_Information given_.
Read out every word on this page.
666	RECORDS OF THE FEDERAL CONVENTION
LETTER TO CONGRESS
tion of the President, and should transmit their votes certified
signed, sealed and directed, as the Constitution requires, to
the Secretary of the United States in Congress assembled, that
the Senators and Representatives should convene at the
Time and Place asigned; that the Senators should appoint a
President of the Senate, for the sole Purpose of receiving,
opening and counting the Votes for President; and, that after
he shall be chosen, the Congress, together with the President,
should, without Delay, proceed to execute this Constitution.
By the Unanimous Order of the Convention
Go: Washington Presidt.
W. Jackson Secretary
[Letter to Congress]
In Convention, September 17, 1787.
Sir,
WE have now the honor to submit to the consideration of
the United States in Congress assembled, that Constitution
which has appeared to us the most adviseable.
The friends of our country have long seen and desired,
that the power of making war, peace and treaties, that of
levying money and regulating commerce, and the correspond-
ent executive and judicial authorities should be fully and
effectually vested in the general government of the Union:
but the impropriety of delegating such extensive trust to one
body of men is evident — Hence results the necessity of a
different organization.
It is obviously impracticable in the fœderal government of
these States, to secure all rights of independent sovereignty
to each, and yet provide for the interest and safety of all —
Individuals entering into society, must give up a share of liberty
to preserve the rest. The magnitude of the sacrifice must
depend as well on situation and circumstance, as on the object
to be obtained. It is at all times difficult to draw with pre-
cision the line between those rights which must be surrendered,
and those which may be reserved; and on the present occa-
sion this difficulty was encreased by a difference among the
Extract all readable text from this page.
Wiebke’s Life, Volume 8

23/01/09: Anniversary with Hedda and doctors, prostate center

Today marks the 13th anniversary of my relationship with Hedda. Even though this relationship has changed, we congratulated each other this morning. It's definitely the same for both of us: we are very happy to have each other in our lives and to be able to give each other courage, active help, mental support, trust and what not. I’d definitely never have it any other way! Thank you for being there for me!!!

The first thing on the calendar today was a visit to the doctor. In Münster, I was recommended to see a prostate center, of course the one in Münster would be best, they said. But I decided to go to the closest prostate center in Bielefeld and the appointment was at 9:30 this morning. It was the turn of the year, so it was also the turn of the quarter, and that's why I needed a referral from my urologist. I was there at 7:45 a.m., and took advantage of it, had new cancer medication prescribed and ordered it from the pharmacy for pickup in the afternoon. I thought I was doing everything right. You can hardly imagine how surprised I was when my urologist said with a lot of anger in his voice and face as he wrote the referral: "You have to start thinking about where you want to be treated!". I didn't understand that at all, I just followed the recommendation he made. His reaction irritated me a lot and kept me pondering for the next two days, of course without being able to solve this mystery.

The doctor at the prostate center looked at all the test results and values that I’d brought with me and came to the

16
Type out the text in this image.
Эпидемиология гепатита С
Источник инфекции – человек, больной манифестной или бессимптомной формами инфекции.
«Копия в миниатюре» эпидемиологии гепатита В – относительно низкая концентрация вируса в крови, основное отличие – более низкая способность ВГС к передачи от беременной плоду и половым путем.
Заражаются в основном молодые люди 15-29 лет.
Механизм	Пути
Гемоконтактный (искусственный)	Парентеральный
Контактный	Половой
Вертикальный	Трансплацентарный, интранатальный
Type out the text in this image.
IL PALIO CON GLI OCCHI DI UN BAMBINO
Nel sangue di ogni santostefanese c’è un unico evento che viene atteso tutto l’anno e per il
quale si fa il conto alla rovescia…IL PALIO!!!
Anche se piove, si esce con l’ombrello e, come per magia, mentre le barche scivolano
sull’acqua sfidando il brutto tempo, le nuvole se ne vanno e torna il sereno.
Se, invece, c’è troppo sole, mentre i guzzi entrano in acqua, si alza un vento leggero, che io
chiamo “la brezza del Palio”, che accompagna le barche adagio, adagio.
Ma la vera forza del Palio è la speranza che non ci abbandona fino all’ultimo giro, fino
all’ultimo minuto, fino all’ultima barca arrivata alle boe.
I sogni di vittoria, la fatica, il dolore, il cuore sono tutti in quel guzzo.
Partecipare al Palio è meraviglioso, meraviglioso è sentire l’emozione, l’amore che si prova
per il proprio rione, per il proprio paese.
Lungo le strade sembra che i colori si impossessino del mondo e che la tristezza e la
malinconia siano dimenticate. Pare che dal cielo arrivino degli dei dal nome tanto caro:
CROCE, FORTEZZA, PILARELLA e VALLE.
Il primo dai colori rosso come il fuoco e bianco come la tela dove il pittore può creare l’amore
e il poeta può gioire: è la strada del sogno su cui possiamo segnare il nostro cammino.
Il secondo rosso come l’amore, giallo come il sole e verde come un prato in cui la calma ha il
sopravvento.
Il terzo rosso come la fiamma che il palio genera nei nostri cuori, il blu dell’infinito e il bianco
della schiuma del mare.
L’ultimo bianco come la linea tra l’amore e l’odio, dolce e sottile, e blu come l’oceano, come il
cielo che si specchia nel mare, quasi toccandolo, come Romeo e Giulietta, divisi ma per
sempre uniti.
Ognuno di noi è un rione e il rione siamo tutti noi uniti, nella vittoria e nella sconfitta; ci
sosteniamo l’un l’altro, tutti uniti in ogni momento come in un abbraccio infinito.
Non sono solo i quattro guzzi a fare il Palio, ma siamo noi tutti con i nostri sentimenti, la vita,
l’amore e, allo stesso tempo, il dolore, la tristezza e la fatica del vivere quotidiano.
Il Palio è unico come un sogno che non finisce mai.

_What you should do_.
Copy the material above, line for line.

_Answer_.
Read out every word on this page.
666	RECORDS OF THE FEDERAL CONVENTION
LETTER TO CONGRESS
tion of the President, and should transmit their votes certified
signed, sealed and directed, as the Constitution requires, to
the Secretary of the United States in Congress assembled, that
the Senators and Representatives should convene at the
Time and Place asigned; that the Senators should appoint a
President of the Senate, for the sole Purpose of receiving,
opening and counting the Votes for President; and, that after
he shall be chosen, the Congress, together with the President,
should, without Delay, proceed to execute this Constitution.
By the Unanimous Order of the Convention
Go: Washington Presidt.
W. Jackson Secretary
[Letter to Congress]
In Convention, September 17, 1787.
Sir,
WE have now the honor to submit to the consideration of
the United States in Congress assembled, that Constitution
which has appeared to us the most adviseable.
The friends of our country have long seen and desired,
that the power of making war, peace and treaties, that of
levying money and regulating commerce, and the correspond-
ent executive and judicial authorities should be fully and
effectually vested in the general government of the Union:
but the impropriety of delegating such extensive trust to one
body of men is evident — Hence results the necessity of a
different organization.
It is obviously impracticable in the fœderal government of
these States, to secure all rights of independent sovereignty
to each, and yet provide for the interest and safety of all —
Individuals entering into society, must give up a share of liberty
to preserve the rest. The magnitude of the sacrifice must
depend as well on situation and circumstance, as on the object
to be obtained. It is at all times difficult to draw with pre-
cision the line between those rights which must be surrendered,
and those which may be reserved; and on the present occa-
sion this difficulty was encreased by a difference among the
Extract all readable text from this page.
Wiebke’s Life, Volume 8

23/01/09: Anniversary with Hedda and doctors, prostate center

Today marks the 13th anniversary of my relationship with Hedda. Even though this relationship has changed, we congratulated each other this morning. It's definitely the same for both of us: we are very happy to have each other in our lives and to be able to give each other courage, active help, mental support, trust and what not. I’d definitely never have it any other way! Thank you for being there for me!!!

The first thing on the calendar today was a visit to the doctor. In Münster, I was recommended to see a prostate center, of course the one in Münster would be best, they said. But I decided to go to the closest prostate center in Bielefeld and the appointment was at 9:30 this morning. It was the turn of the year, so it was also the turn of the quarter, and that's why I needed a referral from my urologist. I was there at 7:45 a.m., and took advantage of it, had new cancer medication prescribed and ordered it from the pharmacy for pickup in the afternoon. I thought I was doing everything right. You can hardly imagine how surprised I was when my urologist said with a lot of anger in his voice and face as he wrote the referral: "You have to start thinking about where you want to be treated!". I didn't understand that at all, I just followed the recommendation he made. His reaction irritated me a lot and kept me pondering for the next two days, of course without being able to solve this mystery.

The doctor at the prostate center looked at all the test results and values that I’d brought with me and came to the

16
Type out the text in this image.
Эпидемиология гепатита С
Источник инфекции – человек, больной манифестной или бессимптомной формами инфекции.
«Копия в миниатюре» эпидемиологии гепатита В – относительно низкая концентрация вируса в крови, основное отличие – более низкая способность ВГС к передачи от беременной плоду и половым путем.
Заражаются в основном молодые люди 15-29 лет.
Механизм	Пути
Гемоконтактный (искусственный)	Парентеральный
Контактный	Половой
Вертикальный	Трансплацентарный, интранатальный
Type out the text in this image.
IL PALIO CON GLI OCCHI DI UN BAMBINO
Nel sangue di ogni santostefanese c’è un unico evento che viene atteso tutto l’anno e per il
quale si fa il conto alla rovescia…IL PALIO!!!
Anche se piove, si esce con l’ombrello e, come per magia, mentre le barche scivolano
sull’acqua sfidando il brutto tempo, le nuvole se ne vanno e torna il sereno.
Se, invece, c’è troppo sole, mentre i guzzi entrano in acqua, si alza un vento leggero, che io
chiamo “la brezza del Palio”, che accompagna le barche adagio, adagio.
Ma la vera forza del Palio è la speranza che non ci abbandona fino all’ultimo giro, fino
all’ultimo minuto, fino all’ultima barca arrivata alle boe.
I sogni di vittoria, la fatica, il dolore, il cuore sono tutti in quel guzzo.
Partecipare al Palio è meraviglioso, meraviglioso è sentire l’emozione, l’amore che si prova
per il proprio rione, per il proprio paese.
Lungo le strade sembra che i colori si impossessino del mondo e che la tristezza e la
malinconia siano dimenticate. Pare che dal cielo arrivino degli dei dal nome tanto caro:
CROCE, FORTEZZA, PILARELLA e VALLE.
Il primo dai colori rosso come il fuoco e bianco come la tela dove il pittore può creare l’amore
e il poeta può gioire: è la strada del sogno su cui possiamo segnare il nostro cammino.
Il secondo rosso come l’amore, giallo come il sole e verde come un prato in cui la calma ha il
sopravvento.
Il terzo rosso come la fiamma che il palio genera nei nostri cuori, il blu dell’infinito e il bianco
della schiuma del mare.
L’ultimo bianco come la linea tra l’amore e l’odio, dolce e sottile, e blu come l’oceano, come il
cielo che si specchia nel mare, quasi toccandolo, come Romeo e Giulietta, divisi ma per
sempre uniti.
Ognuno di noi è un rione e il rione siamo tutti noi uniti, nella vittoria e nella sconfitta; ci
sosteniamo l’un l’altro, tutti uniti in ogni momento come in un abbraccio infinito.
Non sono solo i quattro guzzi a fare il Palio, ma siamo noi tutti con i nostri sentimenti, la vita,
l’amore e, allo stesso tempo, il dolore, la tristezza e la fatica del vivere quotidiano.
Il Palio è unico come un sogno che non finisce mai.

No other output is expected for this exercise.